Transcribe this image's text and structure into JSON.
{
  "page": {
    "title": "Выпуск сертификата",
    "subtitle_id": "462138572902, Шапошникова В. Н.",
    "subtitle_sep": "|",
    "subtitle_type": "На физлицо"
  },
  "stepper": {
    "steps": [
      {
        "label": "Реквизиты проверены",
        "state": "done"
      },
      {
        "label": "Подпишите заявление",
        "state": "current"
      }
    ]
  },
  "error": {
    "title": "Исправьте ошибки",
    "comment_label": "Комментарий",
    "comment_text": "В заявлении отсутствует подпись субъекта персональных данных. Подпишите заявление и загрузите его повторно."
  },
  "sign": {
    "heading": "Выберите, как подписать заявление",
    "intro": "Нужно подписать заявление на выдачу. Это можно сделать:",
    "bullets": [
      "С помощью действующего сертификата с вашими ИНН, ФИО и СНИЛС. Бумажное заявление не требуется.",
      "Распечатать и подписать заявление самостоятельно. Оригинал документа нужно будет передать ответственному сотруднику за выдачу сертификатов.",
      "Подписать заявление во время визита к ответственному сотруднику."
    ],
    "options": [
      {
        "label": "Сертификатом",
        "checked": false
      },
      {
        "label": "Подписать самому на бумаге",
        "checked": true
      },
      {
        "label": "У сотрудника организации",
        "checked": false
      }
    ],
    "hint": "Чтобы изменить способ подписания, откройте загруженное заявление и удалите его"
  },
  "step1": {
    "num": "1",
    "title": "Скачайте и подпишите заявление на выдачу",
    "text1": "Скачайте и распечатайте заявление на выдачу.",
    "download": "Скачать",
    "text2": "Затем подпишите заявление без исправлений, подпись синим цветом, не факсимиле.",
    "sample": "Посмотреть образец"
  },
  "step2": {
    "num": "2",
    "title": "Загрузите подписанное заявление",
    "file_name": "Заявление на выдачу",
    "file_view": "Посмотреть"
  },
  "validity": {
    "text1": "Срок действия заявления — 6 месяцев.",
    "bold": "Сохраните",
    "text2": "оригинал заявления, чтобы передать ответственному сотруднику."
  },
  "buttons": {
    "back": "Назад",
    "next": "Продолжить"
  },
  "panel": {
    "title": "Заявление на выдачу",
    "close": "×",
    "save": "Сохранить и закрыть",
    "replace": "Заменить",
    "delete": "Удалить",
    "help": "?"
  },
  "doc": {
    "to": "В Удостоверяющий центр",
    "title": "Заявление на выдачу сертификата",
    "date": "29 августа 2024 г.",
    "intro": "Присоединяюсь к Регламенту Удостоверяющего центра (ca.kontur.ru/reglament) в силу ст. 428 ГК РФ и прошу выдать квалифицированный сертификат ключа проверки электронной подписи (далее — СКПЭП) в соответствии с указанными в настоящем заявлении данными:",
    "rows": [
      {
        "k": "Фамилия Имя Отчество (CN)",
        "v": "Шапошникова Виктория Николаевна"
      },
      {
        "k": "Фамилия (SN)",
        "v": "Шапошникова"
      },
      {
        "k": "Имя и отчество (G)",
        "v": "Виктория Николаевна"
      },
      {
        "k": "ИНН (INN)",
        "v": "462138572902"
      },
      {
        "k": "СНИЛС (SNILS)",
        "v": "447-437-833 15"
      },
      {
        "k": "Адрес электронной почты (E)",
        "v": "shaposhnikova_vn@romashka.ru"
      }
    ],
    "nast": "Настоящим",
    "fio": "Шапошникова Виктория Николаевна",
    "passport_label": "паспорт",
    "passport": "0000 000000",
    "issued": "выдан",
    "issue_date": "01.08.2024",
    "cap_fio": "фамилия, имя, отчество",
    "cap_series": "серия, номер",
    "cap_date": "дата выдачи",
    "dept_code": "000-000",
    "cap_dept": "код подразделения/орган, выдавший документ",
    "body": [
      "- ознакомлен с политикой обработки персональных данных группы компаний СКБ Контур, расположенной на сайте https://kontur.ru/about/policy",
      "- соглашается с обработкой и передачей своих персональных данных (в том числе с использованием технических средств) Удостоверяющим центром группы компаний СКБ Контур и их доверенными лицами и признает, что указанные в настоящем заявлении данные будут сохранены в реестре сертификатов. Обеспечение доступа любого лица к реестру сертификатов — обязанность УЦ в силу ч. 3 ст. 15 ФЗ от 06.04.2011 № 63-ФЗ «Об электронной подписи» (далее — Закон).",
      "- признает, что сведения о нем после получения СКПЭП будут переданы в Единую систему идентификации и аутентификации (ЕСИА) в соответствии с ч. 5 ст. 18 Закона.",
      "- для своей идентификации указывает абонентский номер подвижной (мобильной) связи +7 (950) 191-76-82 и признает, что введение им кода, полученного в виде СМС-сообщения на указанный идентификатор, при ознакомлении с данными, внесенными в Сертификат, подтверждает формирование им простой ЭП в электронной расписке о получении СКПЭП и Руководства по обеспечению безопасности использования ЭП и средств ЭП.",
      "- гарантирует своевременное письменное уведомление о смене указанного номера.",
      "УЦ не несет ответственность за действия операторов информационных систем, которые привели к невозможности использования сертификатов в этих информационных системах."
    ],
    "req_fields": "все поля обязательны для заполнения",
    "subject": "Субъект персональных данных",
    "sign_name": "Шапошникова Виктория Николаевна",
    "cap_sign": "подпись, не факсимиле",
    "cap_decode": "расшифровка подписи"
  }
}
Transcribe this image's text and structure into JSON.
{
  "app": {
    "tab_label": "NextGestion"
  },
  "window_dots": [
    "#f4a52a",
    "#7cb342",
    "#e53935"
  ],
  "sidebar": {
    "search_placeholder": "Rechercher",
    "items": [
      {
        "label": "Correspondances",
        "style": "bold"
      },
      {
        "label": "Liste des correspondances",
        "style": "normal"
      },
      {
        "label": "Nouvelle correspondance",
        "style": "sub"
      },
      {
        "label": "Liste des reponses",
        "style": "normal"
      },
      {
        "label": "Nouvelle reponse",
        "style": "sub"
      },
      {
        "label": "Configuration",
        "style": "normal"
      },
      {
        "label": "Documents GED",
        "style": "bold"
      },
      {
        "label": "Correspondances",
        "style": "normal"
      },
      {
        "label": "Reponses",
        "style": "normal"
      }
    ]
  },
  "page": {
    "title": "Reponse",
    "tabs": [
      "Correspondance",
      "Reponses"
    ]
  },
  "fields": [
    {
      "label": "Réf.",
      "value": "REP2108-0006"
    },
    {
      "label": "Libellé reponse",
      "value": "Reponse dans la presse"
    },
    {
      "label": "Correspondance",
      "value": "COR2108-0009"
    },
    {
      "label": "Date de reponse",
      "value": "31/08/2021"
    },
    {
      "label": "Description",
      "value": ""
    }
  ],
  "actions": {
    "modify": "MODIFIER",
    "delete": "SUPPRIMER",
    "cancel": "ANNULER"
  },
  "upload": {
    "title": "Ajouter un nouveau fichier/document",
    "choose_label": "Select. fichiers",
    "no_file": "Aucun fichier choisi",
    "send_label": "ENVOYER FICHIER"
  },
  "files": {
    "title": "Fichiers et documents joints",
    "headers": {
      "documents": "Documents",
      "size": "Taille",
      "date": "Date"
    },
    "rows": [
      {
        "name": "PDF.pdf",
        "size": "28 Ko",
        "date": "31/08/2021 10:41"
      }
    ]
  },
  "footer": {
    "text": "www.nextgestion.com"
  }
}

━━━

Given request >>
The records above are to be repeated exactly, in their entirety.

Response for this exercise >>
Transcribe this image's text and structure into JSON.
{
  "page": {
    "title": "Выпуск сертификата",
    "subtitle_id": "462138572902, Шапошникова В. Н.",
    "subtitle_sep": "|",
    "subtitle_type": "На физлицо"
  },
  "stepper": {
    "steps": [
      {
        "label": "Реквизиты проверены",
        "state": "done"
      },
      {
        "label": "Подпишите заявление",
        "state": "current"
      }
    ]
  },
  "error": {
    "title": "Исправьте ошибки",
    "comment_label": "Комментарий",
    "comment_text": "В заявлении отсутствует подпись субъекта персональных данных. Подпишите заявление и загрузите его повторно."
  },
  "sign": {
    "heading": "Выберите, как подписать заявление",
    "intro": "Нужно подписать заявление на выдачу. Это можно сделать:",
    "bullets": [
      "С помощью действующего сертификата с вашими ИНН, ФИО и СНИЛС. Бумажное заявление не требуется.",
      "Распечатать и подписать заявление самостоятельно. Оригинал документа нужно будет передать ответственному сотруднику за выдачу сертификатов.",
      "Подписать заявление во время визита к ответственному сотруднику."
    ],
    "options": [
      {
        "label": "Сертификатом",
        "checked": false
      },
      {
        "label": "Подписать самому на бумаге",
        "checked": true
      },
      {
        "label": "У сотрудника организации",
        "checked": false
      }
    ],
    "hint": "Чтобы изменить способ подписания, откройте загруженное заявление и удалите его"
  },
  "step1": {
    "num": "1",
    "title": "Скачайте и подпишите заявление на выдачу",
    "text1": "Скачайте и распечатайте заявление на выдачу.",
    "download": "Скачать",
    "text2": "Затем подпишите заявление без исправлений, подпись синим цветом, не факсимиле.",
    "sample": "Посмотреть образец"
  },
  "step2": {
    "num": "2",
    "title": "Загрузите подписанное заявление",
    "file_name": "Заявление на выдачу",
    "file_view": "Посмотреть"
  },
  "validity": {
    "text1": "Срок действия заявления — 6 месяцев.",
    "bold": "Сохраните",
    "text2": "оригинал заявления, чтобы передать ответственному сотруднику."
  },
  "buttons": {
    "back": "Назад",
    "next": "Продолжить"
  },
  "panel": {
    "title": "Заявление на выдачу",
    "close": "×",
    "save": "Сохранить и закрыть",
    "replace": "Заменить",
    "delete": "Удалить",
    "help": "?"
  },
  "doc": {
    "to": "В Удостоверяющий центр",
    "title": "Заявление на выдачу сертификата",
    "date": "29 августа 2024 г.",
    "intro": "Присоединяюсь к Регламенту Удостоверяющего центра (ca.kontur.ru/reglament) в силу ст. 428 ГК РФ и прошу выдать квалифицированный сертификат ключа проверки электронной подписи (далее — СКПЭП) в соответствии с указанными в настоящем заявлении данными:",
    "rows": [
      {
        "k": "Фамилия Имя Отчество (CN)",
        "v": "Шапошникова Виктория Николаевна"
      },
      {
        "k": "Фамилия (SN)",
        "v": "Шапошникова"
      },
      {
        "k": "Имя и отчество (G)",
        "v": "Виктория Николаевна"
      },
      {
        "k": "ИНН (INN)",
        "v": "462138572902"
      },
      {
        "k": "СНИЛС (SNILS)",
        "v": "447-437-833 15"
      },
      {
        "k": "Адрес электронной почты (E)",
        "v": "shaposhnikova_vn@romashka.ru"
      }
    ],
    "nast": "Настоящим",
    "fio": "Шапошникова Виктория Николаевна",
    "passport_label": "паспорт",
    "passport": "0000 000000",
    "issued": "выдан",
    "issue_date": "01.08.2024",
    "cap_fio": "фамилия, имя, отчество",
    "cap_series": "серия, номер",
    "cap_date": "дата выдачи",
    "dept_code": "000-000",
    "cap_dept": "код подразделения/орган, выдавший документ",
    "body": [
      "- ознакомлен с политикой обработки персональных данных группы компаний СКБ Контур, расположенной на сайте https://kontur.ru/about/policy",
      "- соглашается с обработкой и передачей своих персональных данных (в том числе с использованием технических средств) Удостоверяющим центром группы компаний СКБ Контур и их доверенными лицами и признает, что указанные в настоящем заявлении данные будут сохранены в реестре сертификатов. Обеспечение доступа любого лица к реестру сертификатов — обязанность УЦ в силу ч. 3 ст. 15 ФЗ от 06.04.2011 № 63-ФЗ «Об электронной подписи» (далее — Закон).",
      "- признает, что сведения о нем после получения СКПЭП будут переданы в Единую систему идентификации и аутентификации (ЕСИА) в соответствии с ч. 5 ст. 18 Закона.",
      "- для своей идентификации указывает абонентский номер подвижной (мобильной) связи +7 (950) 191-76-82 и признает, что введение им кода, полученного в виде СМС-сообщения на указанный идентификатор, при ознакомлении с данными, внесенными в Сертификат, подтверждает формирование им простой ЭП в электронной расписке о получении СКПЭП и Руководства по обеспечению безопасности использования ЭП и средств ЭП.",
      "- гарантирует своевременное письменное уведомление о смене указанного номера.",
      "УЦ не несет ответственность за действия операторов информационных систем, которые привели к невозможности использования сертификатов в этих информационных системах."
    ],
    "req_fields": "все поля обязательны для заполнения",
    "subject": "Субъект персональных данных",
    "sign_name": "Шапошникова Виктория Николаевна",
    "cap_sign": "подпись, не факсимиле",
    "cap_decode": "расшифровка подписи"
  }
}
Transcribe this image's text and structure into JSON.
{
  "app": {
    "tab_label": "NextGestion"
  },
  "window_dots": [
    "#f4a52a",
    "#7cb342",
    "#e53935"
  ],
  "sidebar": {
    "search_placeholder": "Rechercher",
    "items": [
      {
        "label": "Correspondances",
        "style": "bold"
      },
      {
        "label": "Liste des correspondances",
        "style": "normal"
      },
      {
        "label": "Nouvelle correspondance",
        "style": "sub"
      },
      {
        "label": "Liste des reponses",
        "style": "normal"
      },
      {
        "label": "Nouvelle reponse",
        "style": "sub"
      },
      {
        "label": "Configuration",
        "style": "normal"
      },
      {
        "label": "Documents GED",
        "style": "bold"
      },
      {
        "label": "Correspondances",
        "style": "normal"
      },
      {
        "label": "Reponses",
        "style": "normal"
      }
    ]
  },
  "page": {
    "title": "Reponse",
    "tabs": [
      "Correspondance",
      "Reponses"
    ]
  },
  "fields": [
    {
      "label": "Réf.",
      "value": "REP2108-0006"
    },
    {
      "label": "Libellé reponse",
      "value": "Reponse dans la presse"
    },
    {
      "label": "Correspondance",
      "value": "COR2108-0009"
    },
    {
      "label": "Date de reponse",
      "value": "31/08/2021"
    },
    {
      "label": "Description",
      "value": ""
    }
  ],
  "actions": {
    "modify": "MODIFIER",
    "delete": "SUPPRIMER",
    "cancel": "ANNULER"
  },
  "upload": {
    "title": "Ajouter un nouveau fichier/document",
    "choose_label": "Select. fichiers",
    "no_file": "Aucun fichier choisi",
    "send_label": "ENVOYER FICHIER"
  },
  "files": {
    "title": "Fichiers et documents joints",
    "headers": {
      "documents": "Documents",
      "size": "Taille",
      "date": "Date"
    },
    "rows": [
      {
        "name": "PDF.pdf",
        "size": "28 Ko",
        "date": "31/08/2021 10:41"
      }
    ]
  },
  "footer": {
    "text": "www.nextgestion.com"
  }
}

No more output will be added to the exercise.